# Records to process
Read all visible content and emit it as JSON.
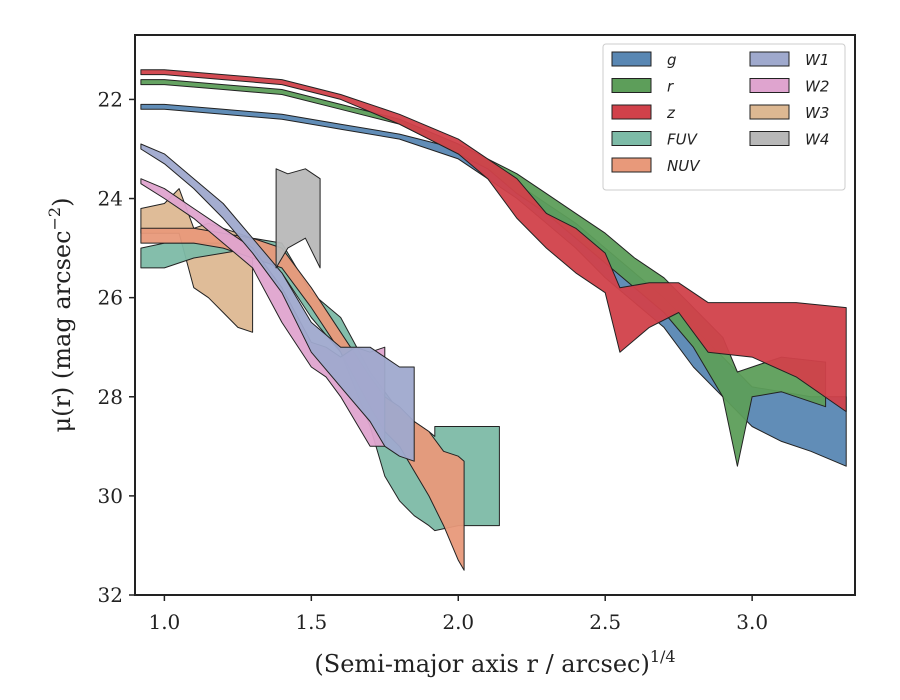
{
  "chart_data": {
    "type": "area",
    "xlabel": "(Semi-major axis r / arcsec)",
    "xlabel_exp": "1/4",
    "ylabel": "μ(r) (mag arcsec",
    "ylabel_exp": "−2",
    "ylabel_close": ")",
    "xlim": [
      0.9,
      3.35
    ],
    "ylim": [
      32.0,
      20.7
    ],
    "y_inverted": true,
    "xticks": [
      1.0,
      1.5,
      2.0,
      2.5,
      3.0
    ],
    "xtick_labels": [
      "1.0",
      "1.5",
      "2.0",
      "2.5",
      "3.0"
    ],
    "yticks": [
      22,
      24,
      26,
      28,
      30,
      32
    ],
    "ytick_labels": [
      "22",
      "24",
      "26",
      "28",
      "30",
      "32"
    ],
    "grid": false,
    "legend_position": "top-right",
    "legend_columns": 2,
    "series": [
      {
        "name": "W3",
        "color": "#ddb892",
        "x": [
          0.92,
          1.0,
          1.05,
          1.1,
          1.15,
          1.2,
          1.25,
          1.3
        ],
        "lower": [
          24.2,
          24.1,
          23.8,
          24.6,
          24.5,
          24.6,
          24.7,
          24.8
        ],
        "upper": [
          24.7,
          24.7,
          24.7,
          25.8,
          26.0,
          26.3,
          26.6,
          26.7
        ]
      },
      {
        "name": "FUV",
        "color": "#7dbba7",
        "x": [
          0.92,
          1.0,
          1.1,
          1.2,
          1.3,
          1.4,
          1.5,
          1.6,
          1.7,
          1.75,
          1.8,
          1.85,
          1.9,
          1.92,
          1.92,
          2.0,
          2.14
        ],
        "lower": [
          25.0,
          24.9,
          24.9,
          24.9,
          24.8,
          24.9,
          25.9,
          26.4,
          27.5,
          27.9,
          28.3,
          28.5,
          28.7,
          28.8,
          28.6,
          28.6,
          28.6
        ],
        "upper": [
          25.4,
          25.4,
          25.2,
          25.1,
          25.0,
          25.5,
          26.4,
          27.1,
          28.6,
          29.6,
          30.1,
          30.4,
          30.6,
          30.7,
          30.7,
          30.6,
          30.6
        ]
      },
      {
        "name": "NUV",
        "color": "#e8997a",
        "x": [
          0.92,
          1.0,
          1.1,
          1.2,
          1.3,
          1.4,
          1.5,
          1.6,
          1.7,
          1.75,
          1.8,
          1.85,
          1.9,
          1.95,
          2.0,
          2.02
        ],
        "lower": [
          24.6,
          24.6,
          24.6,
          24.7,
          24.8,
          25.0,
          25.8,
          26.7,
          27.6,
          28.0,
          28.2,
          28.5,
          28.7,
          29.1,
          29.2,
          29.3
        ],
        "upper": [
          24.9,
          24.9,
          24.9,
          25.0,
          25.2,
          25.4,
          26.2,
          27.1,
          28.2,
          28.7,
          29.0,
          29.5,
          30.0,
          30.6,
          31.3,
          31.5
        ]
      },
      {
        "name": "W2",
        "color": "#dfa4cf",
        "x": [
          0.92,
          1.0,
          1.1,
          1.2,
          1.3,
          1.4,
          1.5,
          1.55,
          1.6,
          1.65,
          1.7,
          1.75
        ],
        "lower": [
          23.6,
          23.8,
          24.2,
          24.6,
          25.0,
          25.8,
          26.9,
          27.0,
          27.2,
          27.0,
          27.1,
          27.0
        ],
        "upper": [
          23.7,
          24.0,
          24.4,
          24.9,
          25.4,
          26.5,
          27.4,
          27.6,
          28.0,
          28.5,
          29.0,
          29.0
        ]
      },
      {
        "name": "W1",
        "color": "#9fa9cd",
        "x": [
          0.92,
          1.0,
          1.1,
          1.2,
          1.3,
          1.4,
          1.5,
          1.6,
          1.7,
          1.75,
          1.8,
          1.85
        ],
        "lower": [
          22.9,
          23.1,
          23.6,
          24.1,
          24.8,
          25.5,
          26.5,
          27.0,
          27.0,
          27.2,
          27.4,
          27.4
        ],
        "upper": [
          23.0,
          23.3,
          23.8,
          24.4,
          25.1,
          25.9,
          27.1,
          27.8,
          28.5,
          29.0,
          29.2,
          29.3
        ]
      },
      {
        "name": "W4",
        "color": "#b8b8b8",
        "x": [
          1.38,
          1.42,
          1.48,
          1.53
        ],
        "lower": [
          23.4,
          23.5,
          23.4,
          23.6
        ],
        "upper": [
          25.4,
          25.0,
          24.8,
          25.4
        ]
      },
      {
        "name": "g",
        "color": "#5987b3",
        "x": [
          0.92,
          1.0,
          1.2,
          1.4,
          1.6,
          1.8,
          2.0,
          2.1,
          2.2,
          2.3,
          2.4,
          2.5,
          2.6,
          2.7,
          2.8,
          2.9,
          3.0,
          3.1,
          3.2,
          3.32
        ],
        "lower": [
          22.1,
          22.1,
          22.2,
          22.3,
          22.5,
          22.7,
          23.0,
          23.4,
          23.7,
          24.1,
          24.5,
          25.0,
          25.5,
          26.0,
          26.6,
          27.2,
          27.8,
          27.9,
          28.0,
          28.0
        ],
        "upper": [
          22.2,
          22.2,
          22.3,
          22.4,
          22.6,
          22.8,
          23.2,
          23.6,
          24.0,
          24.5,
          25.0,
          25.6,
          26.1,
          26.6,
          27.4,
          28.0,
          28.6,
          28.9,
          29.1,
          29.4
        ]
      },
      {
        "name": "r",
        "color": "#5d9e5a",
        "x": [
          0.92,
          1.0,
          1.2,
          1.4,
          1.6,
          1.8,
          2.0,
          2.1,
          2.2,
          2.3,
          2.4,
          2.5,
          2.6,
          2.7,
          2.8,
          2.9,
          2.95,
          3.0,
          3.1,
          3.25
        ],
        "lower": [
          21.6,
          21.6,
          21.7,
          21.8,
          22.1,
          22.4,
          22.9,
          23.2,
          23.5,
          23.9,
          24.3,
          24.7,
          25.2,
          25.6,
          26.2,
          26.8,
          27.5,
          27.4,
          27.2,
          27.3
        ],
        "upper": [
          21.7,
          21.7,
          21.8,
          21.9,
          22.2,
          22.5,
          23.1,
          23.4,
          23.9,
          24.3,
          24.8,
          25.3,
          25.8,
          26.3,
          27.0,
          28.0,
          29.4,
          28.0,
          27.9,
          28.2
        ]
      },
      {
        "name": "z",
        "color": "#d1414a",
        "x": [
          0.92,
          1.0,
          1.2,
          1.4,
          1.6,
          1.8,
          2.0,
          2.1,
          2.2,
          2.3,
          2.4,
          2.5,
          2.55,
          2.65,
          2.75,
          2.85,
          3.0,
          3.15,
          3.32
        ],
        "lower": [
          21.4,
          21.4,
          21.5,
          21.6,
          21.9,
          22.3,
          22.8,
          23.2,
          23.6,
          24.3,
          24.6,
          25.1,
          25.8,
          25.7,
          25.7,
          26.1,
          26.1,
          26.1,
          26.2
        ],
        "upper": [
          21.5,
          21.5,
          21.6,
          21.7,
          22.0,
          22.5,
          23.1,
          23.6,
          24.4,
          25.0,
          25.5,
          25.9,
          27.1,
          26.6,
          26.3,
          27.1,
          27.2,
          27.6,
          28.3
        ]
      }
    ],
    "legend_order": [
      "g",
      "r",
      "z",
      "FUV",
      "NUV",
      "W1",
      "W2",
      "W3",
      "W4"
    ]
  }
}
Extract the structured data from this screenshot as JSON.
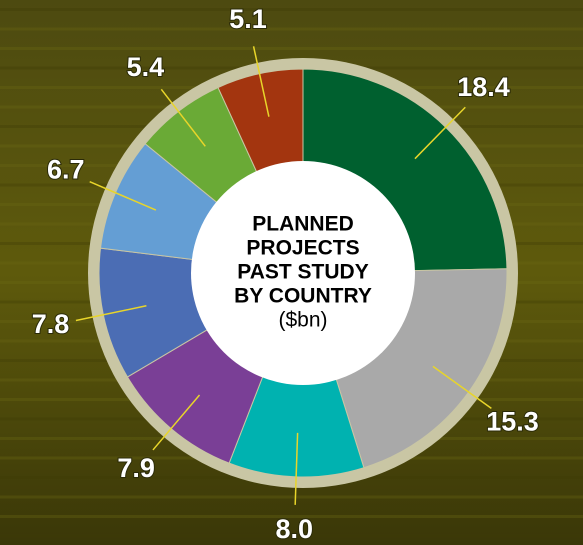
{
  "chart_data": {
    "type": "donut",
    "title": [
      "PLANNED",
      "PROJECTS",
      "PAST STUDY",
      "BY COUNTRY"
    ],
    "subtitle": "($bn)",
    "values": [
      18.4,
      15.3,
      8.0,
      7.9,
      7.8,
      6.7,
      5.4,
      5.1
    ],
    "value_labels": [
      "18.4",
      "15.3",
      "8.0",
      "7.9",
      "7.8",
      "6.7",
      "5.4",
      "5.1"
    ],
    "colors": [
      "#00602f",
      "#a9a9a9",
      "#00b2b0",
      "#7a3f96",
      "#4b6db4",
      "#649ed4",
      "#6aaa36",
      "#a3350f"
    ]
  }
}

# Exercise
Pick out every line of the listing containing the word "JSON", and show those lines.

# Exercise output
Read all visible content and emit it as JSON.
Extract the structured data from this screenshot as JSON.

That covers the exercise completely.